Could you reproduce, word for word, the part of the notes on lipids, proteins and enzymes that runs from "How enzymes work?" up to and including "product is formed."?

[Source document]

>>>

Lipids (Fats and Oils)
- Lipids: same as carbohydrate they contain carbon, hydrogen and oxygen only, but the proportion
of oxygen in Lipids is much lower.
- Building blocks: Glycerol and Fatty Acid.
- Glycerol: oily liquid, also known as glycerine. Used frequently in cosmetics
- Fatty Acid: many different types, which gives different types of lipid in food.
- Lipid: a glycerol molecule is joined to 3 fatty acid molecules.
- Cholesterol: a kind of lipid compound.
Proteins
- Proteins: each protein is made up of 20 sub-unit called amino acids.
- Amino Acids: All amino acids contain 4 elements – carbon, hydrogen, oxygen and nitrogen. Two
of the amino acids contain sulphur as well.
- The amino acids are linked together to form long chains, usually folded up or twisted into spirals.
- Their shapes determine their functions.
- The order of amino acids determines their shapes.
- Many different combinations, hence many kinds of protein. Some carry out specific functions
such as enzymes and
Enzymes
- A kind of protein. Biological catalyst.
- Control chemical reaction in cells.
- Catalyst: a chemical which speeds up reaction without using up itself. It takes part in the
chemical reaction, but afterward is unchanged and free to catalyst more reactions.
- How activities in cell are controlled: the nucleus contains the genes, which control the
production of enzymes, which catalyse the reactions in the cytoplasm.
- Why do humans need enzymes? Body temperature is low (37 degree Celsius), without catalyst
most chemical reactions in cell happen too slowly to keep the life.
How enzymes work?
- Substrate: The molecule that the enzyme acts on.
- Active Site: each enzyme has a small area on its surface called active site.
- The substrate attaches to the active site, reaction takes place, final product is formed.
- It lowers the energy needed for reaction to start, allowing the product to be formed more easily.
- Enzymes also catalyse reactions where large molecules are built up from smaller molecules.
Several smaller molecules attach to the active site and the large molecule is formed.
- Lock and Key Model of enzyme reaction: Substrates will only fit into the active site of a particular
enzyme, like fitting key into a lock.

<<<

[Excerpted records]
>>>

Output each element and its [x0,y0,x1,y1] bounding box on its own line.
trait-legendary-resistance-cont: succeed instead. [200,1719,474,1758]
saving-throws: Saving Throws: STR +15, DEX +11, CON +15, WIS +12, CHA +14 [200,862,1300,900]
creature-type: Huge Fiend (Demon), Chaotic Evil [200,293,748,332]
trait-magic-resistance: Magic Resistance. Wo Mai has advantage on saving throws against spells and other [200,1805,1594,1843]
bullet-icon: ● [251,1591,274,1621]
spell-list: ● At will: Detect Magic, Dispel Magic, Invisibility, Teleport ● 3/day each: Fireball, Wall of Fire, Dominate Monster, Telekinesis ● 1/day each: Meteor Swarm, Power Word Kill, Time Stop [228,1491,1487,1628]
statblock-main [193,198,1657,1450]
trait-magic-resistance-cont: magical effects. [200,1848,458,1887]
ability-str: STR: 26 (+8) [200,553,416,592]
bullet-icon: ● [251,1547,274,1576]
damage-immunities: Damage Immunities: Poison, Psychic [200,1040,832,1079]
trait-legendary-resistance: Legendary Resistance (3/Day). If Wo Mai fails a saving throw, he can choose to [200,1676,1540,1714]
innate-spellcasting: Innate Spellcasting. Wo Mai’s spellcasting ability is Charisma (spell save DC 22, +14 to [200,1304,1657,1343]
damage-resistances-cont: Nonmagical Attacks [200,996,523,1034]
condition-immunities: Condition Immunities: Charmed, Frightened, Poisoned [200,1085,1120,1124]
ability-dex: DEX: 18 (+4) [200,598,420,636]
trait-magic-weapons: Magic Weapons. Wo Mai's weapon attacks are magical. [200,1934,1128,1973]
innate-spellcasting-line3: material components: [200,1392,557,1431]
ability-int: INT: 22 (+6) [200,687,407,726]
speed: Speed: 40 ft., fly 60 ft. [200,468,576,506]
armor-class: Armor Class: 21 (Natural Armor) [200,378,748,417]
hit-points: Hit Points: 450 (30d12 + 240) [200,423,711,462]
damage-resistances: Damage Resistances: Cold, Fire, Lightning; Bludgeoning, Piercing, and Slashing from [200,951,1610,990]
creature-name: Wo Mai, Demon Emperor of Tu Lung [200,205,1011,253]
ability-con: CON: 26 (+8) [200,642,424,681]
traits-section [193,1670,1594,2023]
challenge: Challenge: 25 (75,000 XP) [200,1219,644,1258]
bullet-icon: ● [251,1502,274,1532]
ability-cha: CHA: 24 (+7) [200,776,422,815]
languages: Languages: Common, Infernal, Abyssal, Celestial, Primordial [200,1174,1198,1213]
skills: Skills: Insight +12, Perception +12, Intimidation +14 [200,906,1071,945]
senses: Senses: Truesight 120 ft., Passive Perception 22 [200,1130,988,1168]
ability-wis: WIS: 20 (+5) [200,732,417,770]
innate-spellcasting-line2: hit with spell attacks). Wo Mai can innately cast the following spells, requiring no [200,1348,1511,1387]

<<<

[Answer to this problem]
How enzymes work?
- Substrate: The molecule that the enzyme acts on.
- Active Site: each enzyme has a small area on its surface called active site.
- The substrate attaches to the active site, reaction takes place, final product is formed.